> _Exercise objective_: In the material below, find each line holding the string "объектов" and copy it.
━━━━━━━━━━━━━━━━━━━━
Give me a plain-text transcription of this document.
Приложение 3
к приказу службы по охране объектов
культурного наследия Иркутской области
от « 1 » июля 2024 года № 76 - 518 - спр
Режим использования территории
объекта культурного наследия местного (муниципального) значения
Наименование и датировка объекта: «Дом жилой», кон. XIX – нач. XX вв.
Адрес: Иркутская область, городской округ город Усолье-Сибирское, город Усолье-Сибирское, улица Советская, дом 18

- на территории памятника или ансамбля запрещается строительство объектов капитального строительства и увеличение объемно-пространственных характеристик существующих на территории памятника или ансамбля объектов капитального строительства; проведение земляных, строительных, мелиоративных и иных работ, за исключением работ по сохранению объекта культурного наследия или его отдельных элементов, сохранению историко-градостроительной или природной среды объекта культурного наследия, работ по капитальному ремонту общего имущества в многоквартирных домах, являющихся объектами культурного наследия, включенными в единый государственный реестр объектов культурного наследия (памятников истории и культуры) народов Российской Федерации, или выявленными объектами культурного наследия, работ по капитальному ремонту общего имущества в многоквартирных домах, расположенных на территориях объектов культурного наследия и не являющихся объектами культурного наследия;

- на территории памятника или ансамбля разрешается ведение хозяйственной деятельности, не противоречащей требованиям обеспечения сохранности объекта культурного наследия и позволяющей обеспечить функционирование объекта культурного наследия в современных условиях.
━━━━━━━━━━━━━━━━━━━━
> _The completed task_:
к приказу службы по охране объектов
- на территории памятника или ансамбля запрещается строительство объектов капитального строительства и увеличение объемно-пространственных характеристик существующих на территории памятника или ансамбля объектов капитального строительства; проведение земляных, строительных, мелиоративных и иных работ, за исключением работ по сохранению объекта культурного наследия или его отдельных элементов, сохранению историко-градостроительной или природной среды объекта культурного наследия, работ по капитальному ремонту общего имущества в многоквартирных домах, являющихся объектами культурного наследия, включенными в единый государственный реестр объектов культурного наследия (памятников истории и культуры) народов Российской Федерации, или выявленными объектами культурного наследия, работ по капитальному ремонту общего имущества в многоквартирных домах, расположенных на территориях объектов культурного наследия и не являющихся объектами культурного наследия;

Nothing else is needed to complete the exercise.